Directions: Extract all lines containing "Coisl".
Begin Supplied records
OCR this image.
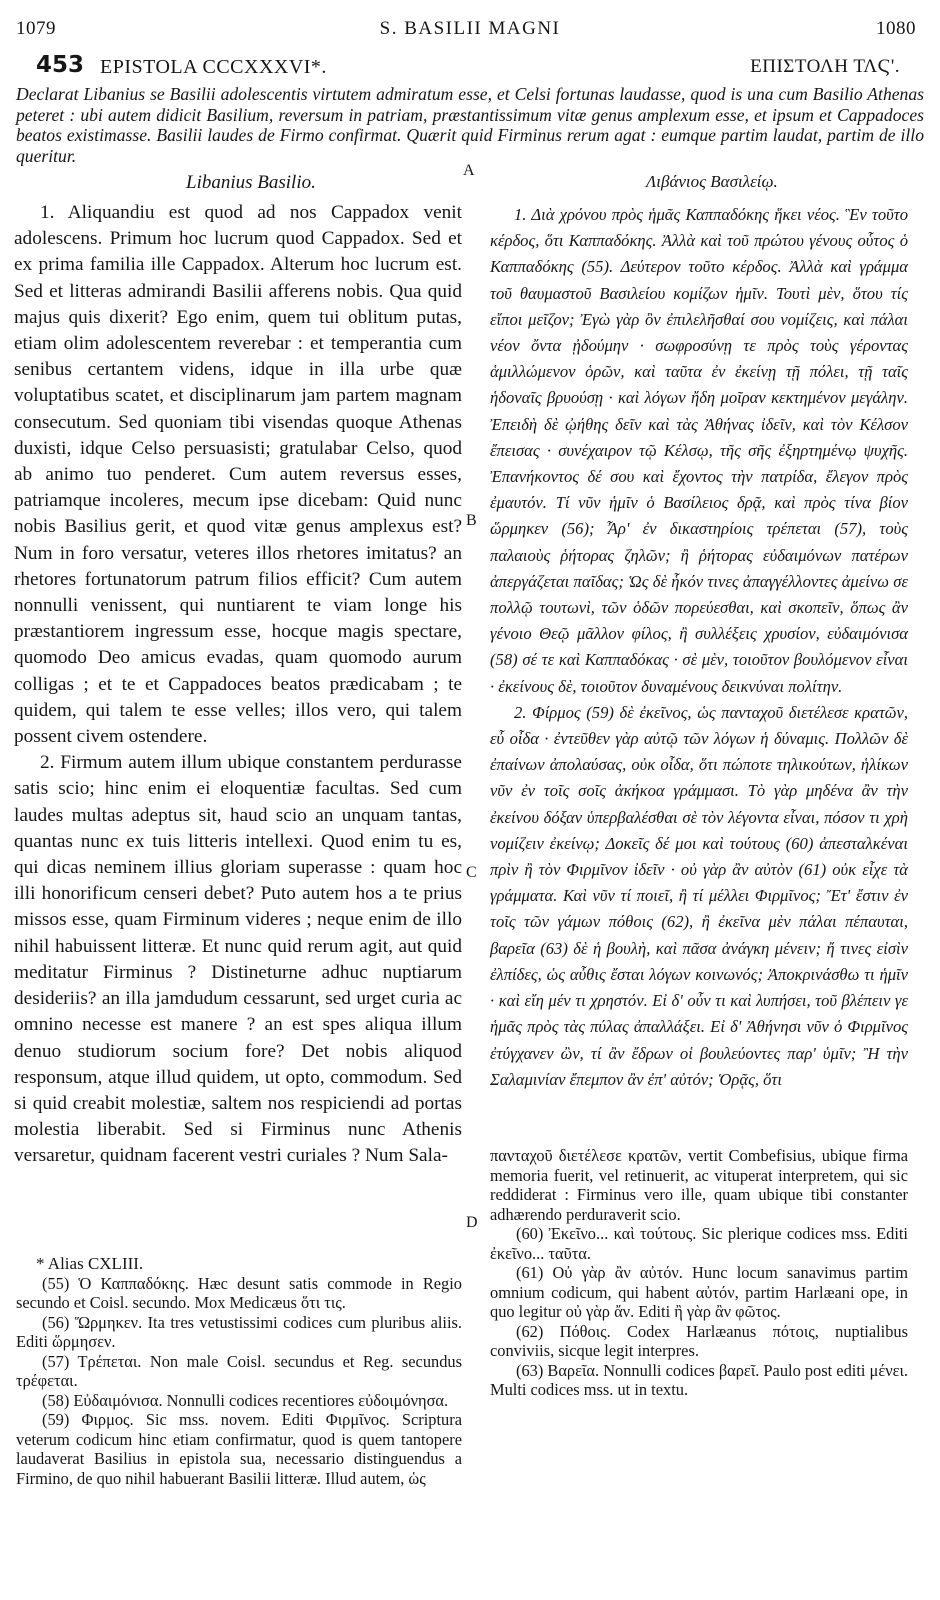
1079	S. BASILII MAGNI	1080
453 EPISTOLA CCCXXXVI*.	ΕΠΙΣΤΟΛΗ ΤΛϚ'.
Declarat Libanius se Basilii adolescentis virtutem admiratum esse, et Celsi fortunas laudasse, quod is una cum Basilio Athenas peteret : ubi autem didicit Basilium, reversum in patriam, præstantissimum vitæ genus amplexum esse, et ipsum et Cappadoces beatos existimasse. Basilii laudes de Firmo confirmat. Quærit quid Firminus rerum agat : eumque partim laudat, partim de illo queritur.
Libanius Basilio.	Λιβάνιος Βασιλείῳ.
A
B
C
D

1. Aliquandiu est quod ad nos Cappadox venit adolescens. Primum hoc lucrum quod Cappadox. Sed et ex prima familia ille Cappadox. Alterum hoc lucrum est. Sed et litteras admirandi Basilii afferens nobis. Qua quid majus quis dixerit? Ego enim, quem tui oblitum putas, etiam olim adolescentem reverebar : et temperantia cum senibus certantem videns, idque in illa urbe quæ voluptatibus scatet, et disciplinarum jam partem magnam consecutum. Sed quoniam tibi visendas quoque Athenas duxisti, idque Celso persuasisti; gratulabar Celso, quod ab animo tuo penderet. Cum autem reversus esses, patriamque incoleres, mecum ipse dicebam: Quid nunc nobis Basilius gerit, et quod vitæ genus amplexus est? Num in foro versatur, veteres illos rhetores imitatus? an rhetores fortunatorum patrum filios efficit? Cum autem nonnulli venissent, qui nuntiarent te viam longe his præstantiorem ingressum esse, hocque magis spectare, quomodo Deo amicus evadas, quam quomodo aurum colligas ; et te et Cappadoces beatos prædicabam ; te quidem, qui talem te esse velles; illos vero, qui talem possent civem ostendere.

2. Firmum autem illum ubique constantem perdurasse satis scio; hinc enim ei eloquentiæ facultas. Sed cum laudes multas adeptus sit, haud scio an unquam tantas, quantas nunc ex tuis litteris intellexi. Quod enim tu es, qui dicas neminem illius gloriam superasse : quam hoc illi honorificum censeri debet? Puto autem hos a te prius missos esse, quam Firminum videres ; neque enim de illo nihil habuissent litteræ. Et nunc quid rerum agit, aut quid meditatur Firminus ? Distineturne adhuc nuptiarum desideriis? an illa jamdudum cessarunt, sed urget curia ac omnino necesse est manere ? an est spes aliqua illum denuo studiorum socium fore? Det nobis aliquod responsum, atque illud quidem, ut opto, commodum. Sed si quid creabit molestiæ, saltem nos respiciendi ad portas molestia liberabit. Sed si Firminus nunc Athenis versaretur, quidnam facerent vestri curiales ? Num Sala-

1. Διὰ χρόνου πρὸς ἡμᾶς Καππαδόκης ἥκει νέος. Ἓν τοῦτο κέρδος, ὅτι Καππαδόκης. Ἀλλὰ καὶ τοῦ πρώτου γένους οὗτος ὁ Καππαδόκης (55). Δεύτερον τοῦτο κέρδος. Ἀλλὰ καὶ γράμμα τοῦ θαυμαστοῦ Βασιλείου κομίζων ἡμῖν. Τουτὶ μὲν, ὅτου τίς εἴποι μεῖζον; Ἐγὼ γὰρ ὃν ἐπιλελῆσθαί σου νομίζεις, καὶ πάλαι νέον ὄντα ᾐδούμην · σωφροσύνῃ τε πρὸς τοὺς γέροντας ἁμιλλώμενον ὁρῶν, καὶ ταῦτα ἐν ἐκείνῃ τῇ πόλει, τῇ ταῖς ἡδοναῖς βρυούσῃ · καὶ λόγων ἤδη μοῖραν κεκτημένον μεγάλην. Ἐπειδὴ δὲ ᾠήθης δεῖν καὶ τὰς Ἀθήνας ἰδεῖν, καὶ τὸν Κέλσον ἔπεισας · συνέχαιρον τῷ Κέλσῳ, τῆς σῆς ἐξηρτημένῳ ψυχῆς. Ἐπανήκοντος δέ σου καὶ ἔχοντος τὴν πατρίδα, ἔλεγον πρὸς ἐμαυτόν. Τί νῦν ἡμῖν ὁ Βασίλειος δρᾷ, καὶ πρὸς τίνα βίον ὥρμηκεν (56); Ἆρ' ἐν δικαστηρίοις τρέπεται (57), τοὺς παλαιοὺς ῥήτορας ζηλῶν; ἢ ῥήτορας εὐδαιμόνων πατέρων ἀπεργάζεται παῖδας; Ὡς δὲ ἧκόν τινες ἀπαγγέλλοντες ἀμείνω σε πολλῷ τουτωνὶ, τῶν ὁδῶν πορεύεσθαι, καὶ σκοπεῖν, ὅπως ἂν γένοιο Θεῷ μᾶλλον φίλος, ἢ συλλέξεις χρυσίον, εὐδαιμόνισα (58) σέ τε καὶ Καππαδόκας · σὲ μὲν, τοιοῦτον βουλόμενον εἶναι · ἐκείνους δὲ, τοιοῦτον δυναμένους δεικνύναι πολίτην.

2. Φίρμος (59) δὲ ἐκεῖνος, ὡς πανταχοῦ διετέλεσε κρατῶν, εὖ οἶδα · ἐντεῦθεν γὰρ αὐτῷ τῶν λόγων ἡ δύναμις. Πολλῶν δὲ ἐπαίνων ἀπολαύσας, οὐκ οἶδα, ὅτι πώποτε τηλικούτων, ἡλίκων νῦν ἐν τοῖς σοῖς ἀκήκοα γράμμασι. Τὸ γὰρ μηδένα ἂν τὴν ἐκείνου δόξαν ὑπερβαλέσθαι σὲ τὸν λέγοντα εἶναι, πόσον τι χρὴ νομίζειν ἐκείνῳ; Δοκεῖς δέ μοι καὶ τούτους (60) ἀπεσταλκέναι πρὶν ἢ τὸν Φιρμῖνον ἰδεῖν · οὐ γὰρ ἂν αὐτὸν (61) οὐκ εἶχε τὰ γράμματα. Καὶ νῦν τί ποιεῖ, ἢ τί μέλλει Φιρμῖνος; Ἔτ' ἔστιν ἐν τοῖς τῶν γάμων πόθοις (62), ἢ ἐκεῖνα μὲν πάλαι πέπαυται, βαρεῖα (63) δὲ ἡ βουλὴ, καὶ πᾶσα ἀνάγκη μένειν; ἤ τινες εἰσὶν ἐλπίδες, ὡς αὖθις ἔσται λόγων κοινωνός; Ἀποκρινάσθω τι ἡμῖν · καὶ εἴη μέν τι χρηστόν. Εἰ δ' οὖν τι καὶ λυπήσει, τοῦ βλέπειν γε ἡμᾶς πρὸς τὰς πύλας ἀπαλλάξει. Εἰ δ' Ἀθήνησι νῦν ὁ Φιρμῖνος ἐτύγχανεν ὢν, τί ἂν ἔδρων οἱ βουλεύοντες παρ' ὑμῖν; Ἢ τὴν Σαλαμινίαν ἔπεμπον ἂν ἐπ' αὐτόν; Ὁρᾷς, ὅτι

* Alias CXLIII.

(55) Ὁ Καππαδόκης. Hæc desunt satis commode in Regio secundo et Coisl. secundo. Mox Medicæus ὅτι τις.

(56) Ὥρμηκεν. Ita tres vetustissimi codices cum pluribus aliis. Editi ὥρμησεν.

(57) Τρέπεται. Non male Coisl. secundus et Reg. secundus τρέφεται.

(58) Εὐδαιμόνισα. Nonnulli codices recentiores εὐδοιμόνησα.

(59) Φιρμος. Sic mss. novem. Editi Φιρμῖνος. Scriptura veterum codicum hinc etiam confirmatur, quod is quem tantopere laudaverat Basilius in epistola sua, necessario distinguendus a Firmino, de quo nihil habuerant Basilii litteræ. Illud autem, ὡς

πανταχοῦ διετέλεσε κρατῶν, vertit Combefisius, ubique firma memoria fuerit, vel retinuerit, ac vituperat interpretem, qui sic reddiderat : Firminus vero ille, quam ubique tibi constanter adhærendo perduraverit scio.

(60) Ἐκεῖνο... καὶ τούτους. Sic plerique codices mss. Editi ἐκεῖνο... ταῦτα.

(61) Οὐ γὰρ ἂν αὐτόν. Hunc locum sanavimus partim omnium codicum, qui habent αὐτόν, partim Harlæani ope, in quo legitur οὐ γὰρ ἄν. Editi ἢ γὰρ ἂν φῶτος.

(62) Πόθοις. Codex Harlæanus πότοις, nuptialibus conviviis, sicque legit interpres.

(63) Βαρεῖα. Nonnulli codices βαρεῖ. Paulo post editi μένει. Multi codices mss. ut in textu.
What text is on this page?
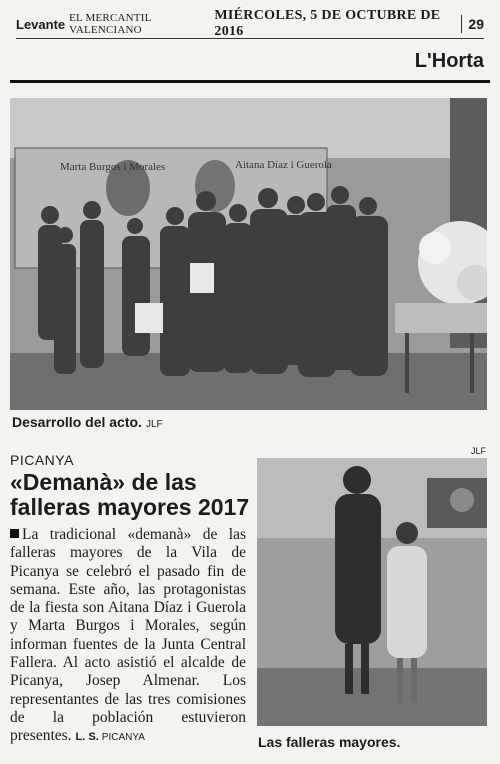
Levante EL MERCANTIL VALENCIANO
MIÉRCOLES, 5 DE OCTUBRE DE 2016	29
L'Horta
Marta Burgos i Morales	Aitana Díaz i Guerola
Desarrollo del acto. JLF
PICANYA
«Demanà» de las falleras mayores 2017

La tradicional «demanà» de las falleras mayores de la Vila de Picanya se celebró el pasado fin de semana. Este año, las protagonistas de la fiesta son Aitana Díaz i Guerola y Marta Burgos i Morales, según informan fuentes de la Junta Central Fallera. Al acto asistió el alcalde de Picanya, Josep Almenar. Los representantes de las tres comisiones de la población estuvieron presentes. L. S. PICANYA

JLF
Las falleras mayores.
End Supplied records
Output for this task:
(55) Ὁ Καππαδόκης. Hæc desunt satis commode in Regio secundo et Coisl. secundo. Mox Medicæus ὅτι τις.
(57) Τρέπεται. Non male Coisl. secundus et Reg. secundus τρέφεται.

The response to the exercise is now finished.